* [DIRECTIVE]: How many lines of the data hold the word "morphogroupes"? State the number and nothing else.

* [RAW DATA]:
<<<<

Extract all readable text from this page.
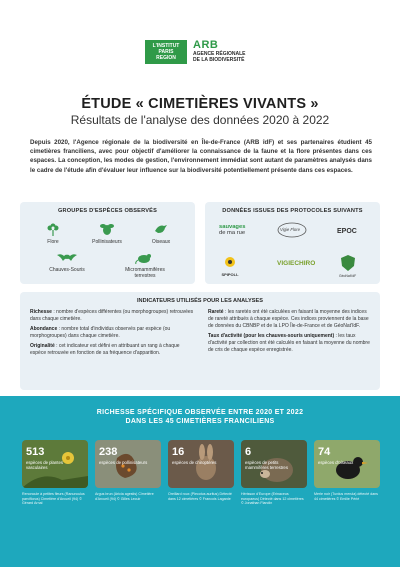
L'INSTITUT
PARIS
REGION
ARB
AGENCE RÉGIONALE
DE LA BIODIVERSITÉ
ÉTUDE « CIMETIÈRES VIVANTS »
Résultats de l'analyse des données 2020 à 2022
Depuis 2020, l'Agence régionale de la biodiversité en Île-de-France (ARB îdF) et ses partenaires étudient 45 cimetières franciliens, avec pour objectif d'améliorer la connaissance de la faune et la flore présentes dans ces espaces. La conception, les modes de gestion, l'environnement immédiat sont autant de paramètres analysés dans le cadre de l'étude afin d'évaluer leur influence sur la biodiversité potentiellement présente dans ces espaces.
GROUPES D'ESPÈCES OBSERVÉS
Flore	Pollinisateurs	Oiseaux
Chauves-Souris	Micromammifères terrestres
DONNÉES ISSUES DES PROTOCOLES SUIVANTS
sauvages
de ma rue
Vigie Flore	EPOC
SPIPOLL
VIGIECHIRO
GéoNat'îdF
INDICATEURS UTILISÉS POUR LES ANALYSES

Richesse : nombre d'espèces différentes (ou morphogroupes) retrouvées dans chaque cimetière.

Abondance : nombre total d'individus observés par espèce (ou morphogroupes) dans chaque cimetière.

Originalité : cet indicateur est défini en attribuant un rang à chaque espèce retrouvée en fonction de sa fréquence d'apparition.

Rareté : les raretés ont été calculées en faisant la moyenne des indices de rareté attribués à chaque espèce. Ces indices proviennent de la base de données du CBNBP et de la LPO Île-de-France et de GéoNat'îdF.

Taux d'activité (pour les chauves-souris uniquement) : les taux d'activité par collection ont été calculés en faisant la moyenne du nombre de cris de chaque espèce enregistrée.

RICHESSE SPÉCIFIQUE OBSERVÉE ENTRE 2020 ET 2022
DANS LES 45 CIMETIÈRES FRANCILIENS
513
espèces de plantes vasculaires
Renoncule à petites fleurs (Ranunculus parviflorus) Cimetière d'Arcueil (94) © Gérard Arnal
238
espèces de pollinisateurs
Argus brun (Aricia agestis) Cimetière d'Arcueil (94) © Gilles Lecuir
16
espèces de chiroptères
Oreillard roux (Plecotus auritus) Détecté dans 12 cimetières © Francois Lagarde
6
espèces de petits mammifères terrestres
Hérisson d'Europe (Erinaceus europaeus) Détecté dans 12 cimetières © Jonathan Flandin
74
espèces d'oiseaux
Merle noir (Turdus merula) détecté dans 44 cimetières © Emilie Périé
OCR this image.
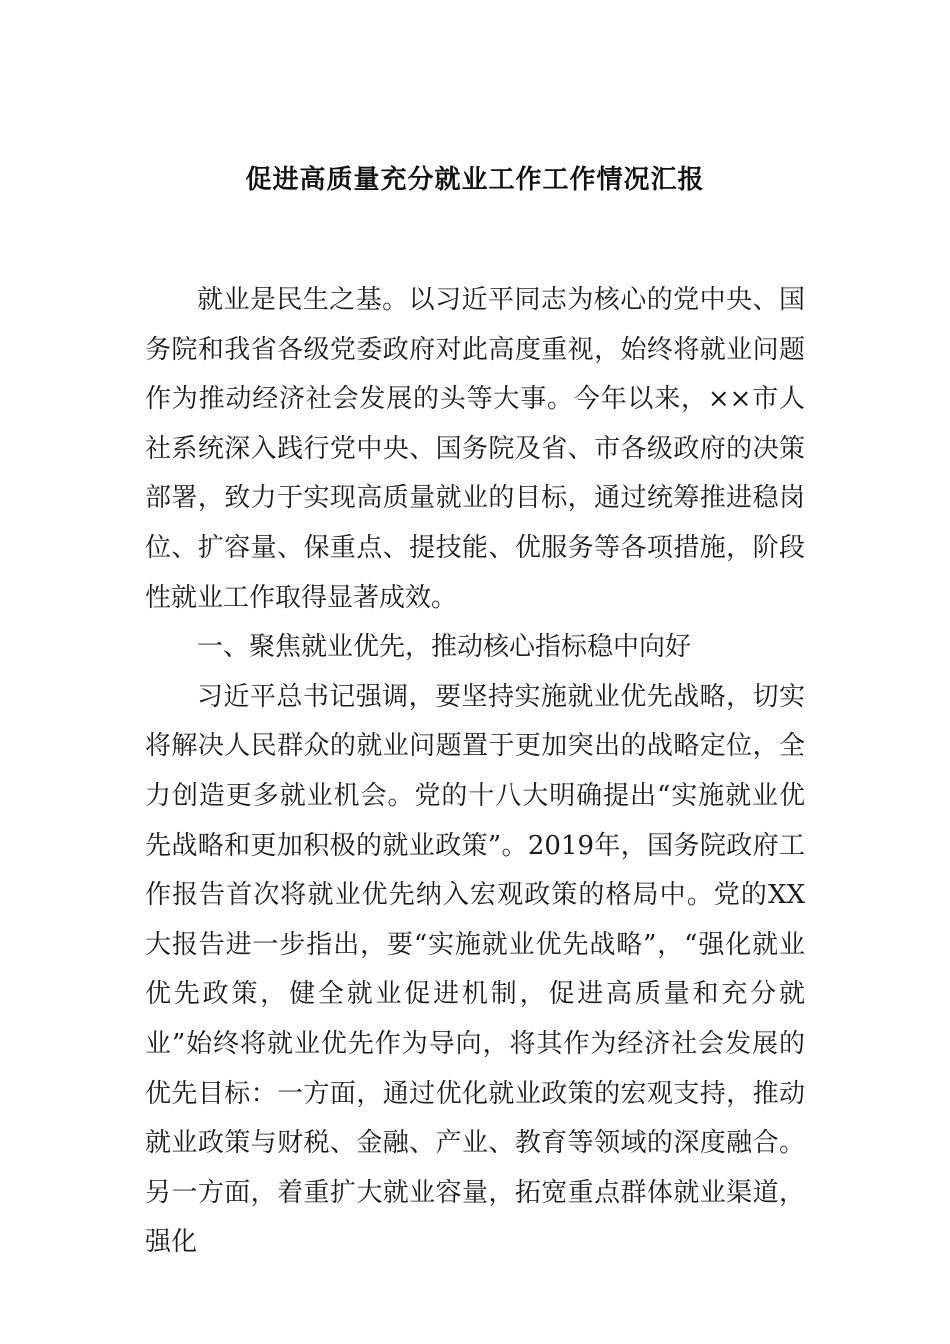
促进高质量充分就业工作工作情况汇报

就业是民生之基。以习近平同志为核心的党中央、国务院和我省各级党委政府对此高度重视，始终将就业问题作为推动经济社会发展的头等大事。今年以来，××市人社系统深入践行党中央、国务院及省、市各级政府的决策部署，致力于实现高质量就业的目标，通过统筹推进稳岗位、扩容量、保重点、提技能、优服务等各项措施，阶段性就业工作取得显著成效。

一、聚焦就业优先，推动核心指标稳中向好

习近平总书记强调，要坚持实施就业优先战略，切实将解决人民群众的就业问题置于更加突出的战略定位，全力创造更多就业机会。党的十八大明确提出“实施就业优先战略和更加积极的就业政策”。2019年，国务院政府工作报告首次将就业优先纳入宏观政策的格局中。党的XX大报告进一步指出，要“实施就业优先战略”，“强化就业优先政策，健全就业促进机制，促进高质量和充分就业”始终将就业优先作为导向，将其作为经济社会发展的优先目标：一方面，通过优化就业政策的宏观支持，推动就业政策与财税、金融、产业、教育等领域的深度融合。另一方面，着重扩大就业容量，拓宽重点群体就业渠道，强化
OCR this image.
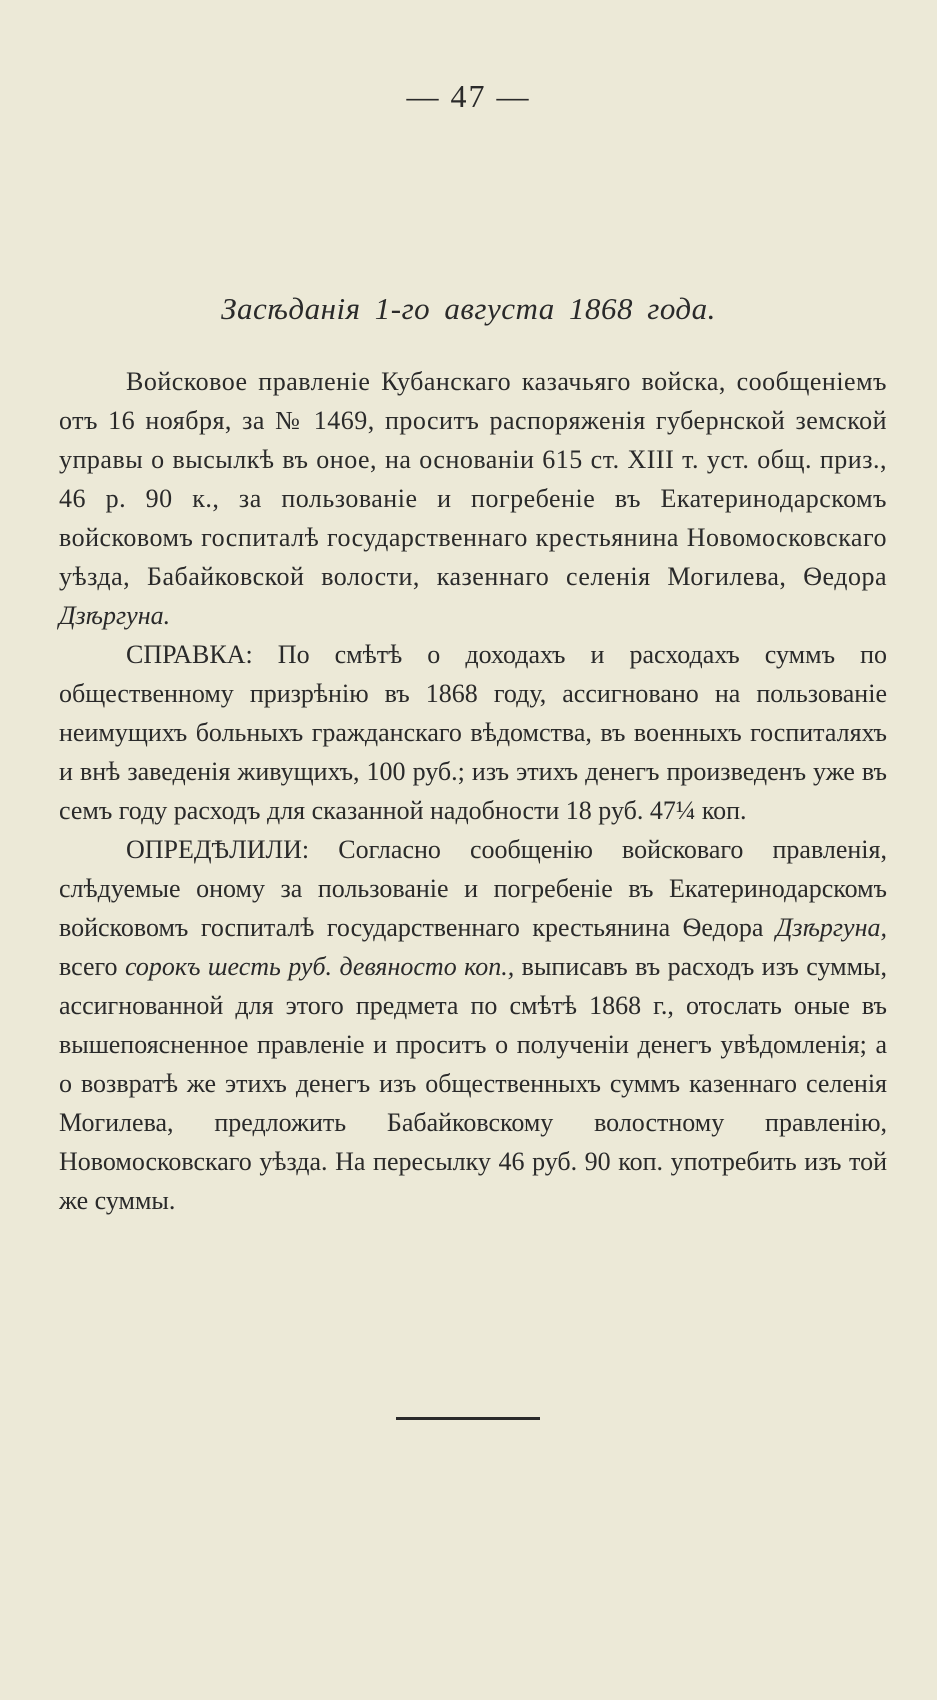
— 47 —
Засѣданія 1-го августа 1868 года.

Войсковое правленіе Кубанскаго казачьяго войска, сообщеніемъ отъ 16 ноября, за № 1469, проситъ распоряженія губернской земской управы о высылкѣ въ оное, на основаніи 615 ст. XIII т. уст. общ. приз., 46 р. 90 к., за пользованіе и погребеніе въ Екатеринодарскомъ войсковомъ госпиталѣ государственнаго крестьянина Новомосковскаго уѣзда, Бабайковской волости, казеннаго селенія Могилева, Ѳедора Дзѣргуна.

СПРАВКА: По смѣтѣ о доходахъ и расходахъ суммъ по общественному призрѣнію въ 1868 году, ассигновано на пользованіе неимущихъ больныхъ гражданскаго вѣдомства, въ военныхъ госпиталяхъ и внѣ заведенія живущихъ, 100 руб.; изъ этихъ денегъ произведенъ уже въ семъ году расходъ для сказанной надобности 18 руб. 47¼ коп.

ОПРЕДѢЛИЛИ: Согласно сообщенію войсковаго правленія, слѣдуемые оному за пользованіе и погребеніе въ Екатеринодарскомъ войсковомъ госпиталѣ государственнаго крестьянина Ѳедора Дзѣргуна, всего сорокъ шесть руб. девяносто коп., выписавъ въ расходъ изъ суммы, ассигнованной для этого предмета по смѣтѣ 1868 г., отослать оные въ вышепоясненное правленіе и проситъ о полученіи денегъ увѣдомленія; а о возвратѣ же этихъ денегъ изъ общественныхъ суммъ казеннаго селенія Могилева, предложить Бабайковскому волостному правленію, Новомосковскаго уѣзда. На пересылку 46 руб. 90 коп. употребить изъ той же суммы.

>>>>

* [EXPECTED OUTPUT]: 2